[Start of Attachment]

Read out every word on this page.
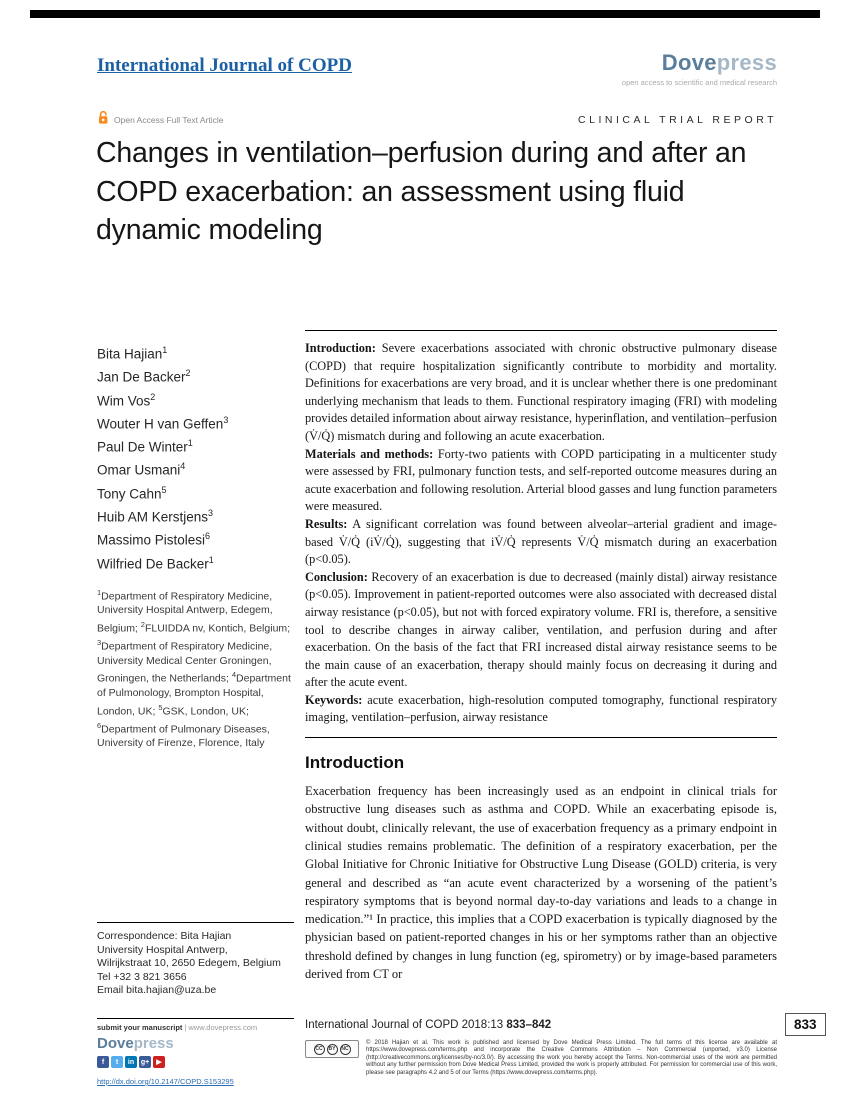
International Journal of COPD	Dovepress
open access to scientific and medical research
Open Access Full Text Article	CLINICAL TRIAL REPORT
Changes in ventilation–perfusion during and after an COPD exacerbation: an assessment using fluid dynamic modeling
Bita Hajian$^1$
Jan De Backer$^2$
Wim Vos$^2$
Wouter H van Geffen$^3$
Paul De Winter$^1$
Omar Usmani$^4$
Tony Cahn$^5$
Huib AM Kerstjens$^3$
Massimo Pistolesi$^6$
Wilfried De Backer$^1$
$^1$Department of Respiratory Medicine, University Hospital Antwerp, Edegem, Belgium; $^2$FLUIDDA nv, Kontich, Belgium; $^3$Department of Respiratory Medicine, University Medical Center Groningen, Groningen, the Netherlands; $^4$Department of Pulmonology, Brompton Hospital, London, UK; $^5$GSK, London, UK; $^6$Department of Pulmonary Diseases, University of Firenze, Florence, Italy
Correspondence: Bita Hajian
University Hospital Antwerp,
Wilrijkstraat 10, 2650 Edegem, Belgium
Tel +32 3 821 3656
Email bita.hajian@uza.be

Introduction: Severe exacerbations associated with chronic obstructive pulmonary disease (COPD) that require hospitalization significantly contribute to morbidity and mortality. Definitions for exacerbations are very broad, and it is unclear whether there is one predominant underlying mechanism that leads to them. Functional respiratory imaging (FRI) with modeling provides detailed information about airway resistance, hyperinflation, and ventilation–perfusion (V̇/Q̇) mismatch during and following an acute exacerbation.

Materials and methods: Forty-two patients with COPD participating in a multicenter study were assessed by FRI, pulmonary function tests, and self-reported outcome measures during an acute exacerbation and following resolution. Arterial blood gasses and lung function parameters were measured.

Results: A significant correlation was found between alveolar–arterial gradient and image-based V̇/Q̇ (iV̇/Q̇), suggesting that iV̇/Q̇ represents V̇/Q̇ mismatch during an exacerbation (p<0.05).

Conclusion: Recovery of an exacerbation is due to decreased (mainly distal) airway resistance (p<0.05). Improvement in patient-reported outcomes were also associated with decreased distal airway resistance (p<0.05), but not with forced expiratory volume. FRI is, therefore, a sensitive tool to describe changes in airway caliber, ventilation, and perfusion during and after exacerbation. On the basis of the fact that FRI increased distal airway resistance seems to be the main cause of an exacerbation, therapy should mainly focus on decreasing it during and after the acute event.

Keywords: acute exacerbation, high-resolution computed tomography, functional respiratory imaging, ventilation–perfusion, airway resistance

Introduction
Exacerbation frequency has been increasingly used as an endpoint in clinical trials for obstructive lung diseases such as asthma and COPD. While an exacerbating episode is, without doubt, clinically relevant, the use of exacerbation frequency as a primary endpoint in clinical studies remains problematic. The definition of a respiratory exacerbation, per the Global Initiative for Chronic Initiative for Obstructive Lung Disease (GOLD) criteria, is very general and described as “an acute event characterized by a worsening of the patient’s respiratory symptoms that is beyond normal day-to-day variations and leads to a change in medication.”¹ In practice, this implies that a COPD exacerbation is typically diagnosed by the physician based on patient-reported changes in his or her symptoms rather than an objective threshold defined by changes in lung function (eg, spirometry) or by image-based parameters derived from CT or
submit your manuscript | www.dovepress.com
Dovepress
f	t	in g+	▶
http://dx.doi.org/10.2147/COPD.S153295
International Journal of COPD 2018:13 833–842	833
CC	BY	NC
© 2018 Hajian et al. This work is published and licensed by Dove Medical Press Limited. The full terms of this license are available at https://www.dovepress.com/terms.php and incorporate the Creative Commons Attribution – Non Commercial (unported, v3.0) License (http://creativecommons.org/licenses/by-nc/3.0/). By accessing the work you hereby accept the Terms. Non-commercial uses of the work are permitted without any further permission from Dove Medical Press Limited, provided the work is properly attributed. For permission for commercial use of this work, please see paragraphs 4.2 and 5 of our Terms (https://www.dovepress.com/terms.php).
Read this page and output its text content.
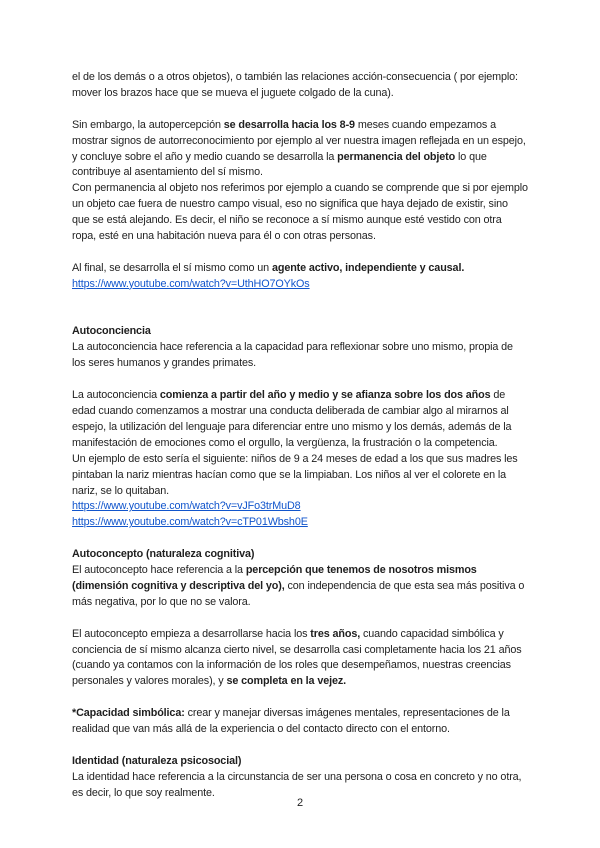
el de los demás o a otros objetos), o también las relaciones acción-consecuencia ( por ejemplo: mover los brazos hace que se mueva el juguete colgado de la cuna).

Sin embargo, la autopercepción se desarrolla hacia los 8-9 meses cuando empezamos a mostrar signos de autorreconocimiento por ejemplo al ver nuestra imagen reflejada en un espejo, y concluye sobre el año y medio cuando se desarrolla la permanencia del objeto lo que contribuye al asentamiento del sí mismo.

Con permanencia al objeto nos referimos por ejemplo a cuando se comprende que si por ejemplo un objeto cae fuera de nuestro campo visual, eso no significa que haya dejado de existir, sino que se está alejando. Es decir, el niño se reconoce a sí mismo aunque esté vestido con otra ropa, esté en una habitación nueva para él o con otras personas.

Al final, se desarrolla el sí mismo como un agente activo, independiente y causal.

https://www.youtube.com/watch?v=UthHO7OYkOs

Autoconciencia

La autoconciencia hace referencia a la capacidad para reflexionar sobre uno mismo, propia de los seres humanos y grandes primates.

La autoconciencia comienza a partir del año y medio y se afianza sobre los dos años de edad cuando comenzamos a mostrar una conducta deliberada de cambiar algo al mirarnos al espejo, la utilización del lenguaje para diferenciar entre uno mismo y los demás, además de la manifestación de emociones como el orgullo, la vergüenza, la frustración o la competencia.

Un ejemplo de esto sería el siguiente: niños de 9 a 24 meses de edad a los que sus madres les pintaban la nariz mientras hacían como que se la limpiaban. Los niños al ver el colorete en la nariz, se lo quitaban.

https://www.youtube.com/watch?v=vJFo3trMuD8

https://www.youtube.com/watch?v=cTP01Wbsh0E

Autoconcepto (naturaleza cognitiva)

El autoconcepto hace referencia a la percepción que tenemos de nosotros mismos (dimensión cognitiva y descriptiva del yo), con independencia de que esta sea más positiva o más negativa, por lo que no se valora.

El autoconcepto empieza a desarrollarse hacia los tres años, cuando capacidad simbólica y conciencia de sí mismo alcanza cierto nivel, se desarrolla casi completamente hacia los 21 años (cuando ya contamos con la información de los roles que desempeñamos, nuestras creencias personales y valores morales), y se completa en la vejez.

*Capacidad simbólica: crear y manejar diversas imágenes mentales, representaciones de la realidad que van más allá de la experiencia o del contacto directo con el entorno.

Identidad (naturaleza psicosocial)

La identidad hace referencia a la circunstancia de ser una persona o cosa en concreto y no otra, es decir, lo que soy realmente.

2
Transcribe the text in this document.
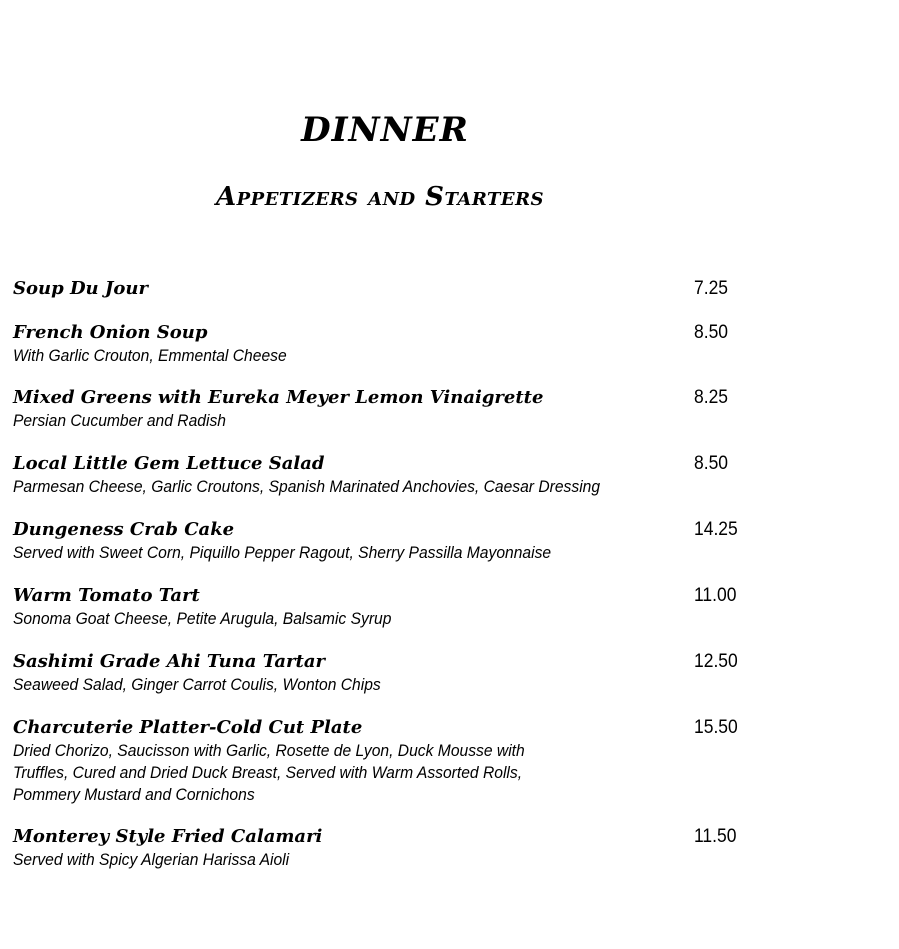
DINNER
Appetizers and Starters
Soup Du Jour	7.25
French Onion Soup
With Garlic Crouton, Emmental Cheese
8.50
Mixed Greens with Eureka Meyer Lemon Vinaigrette
Persian Cucumber and Radish
8.25
Local Little Gem Lettuce Salad
Parmesan Cheese, Garlic Croutons, Spanish Marinated Anchovies, Caesar Dressing
8.50
Dungeness Crab Cake
Served with Sweet Corn, Piquillo Pepper Ragout, Sherry Passilla Mayonnaise
14.25
Warm Tomato Tart
Sonoma Goat Cheese, Petite Arugula, Balsamic Syrup
11.00
Sashimi Grade Ahi Tuna Tartar
Seaweed Salad, Ginger Carrot Coulis, Wonton Chips
12.50
Charcuterie Platter-Cold Cut Plate
Dried Chorizo, Saucisson with Garlic, Rosette de Lyon, Duck Mousse with
Truffles, Cured and Dried Duck Breast, Served with Warm Assorted Rolls,
Pommery Mustard and Cornichons
15.50
Monterey Style Fried Calamari
Served with Spicy Algerian Harissa Aioli
11.50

[End of Attachment]

● WHAT THIS TASK INVOLVES: Examine the records and pull out every line where the string "cognitiva" occurs.

● EXERCISE SOLUTION:
Autoconcepto (naturaleza cognitiva)
El autoconcepto hace referencia a la percepción que tenemos de nosotros mismos (dimensión cognitiva y descriptiva del yo), con independencia de que esta sea más positiva o más negativa, por lo que no se valora.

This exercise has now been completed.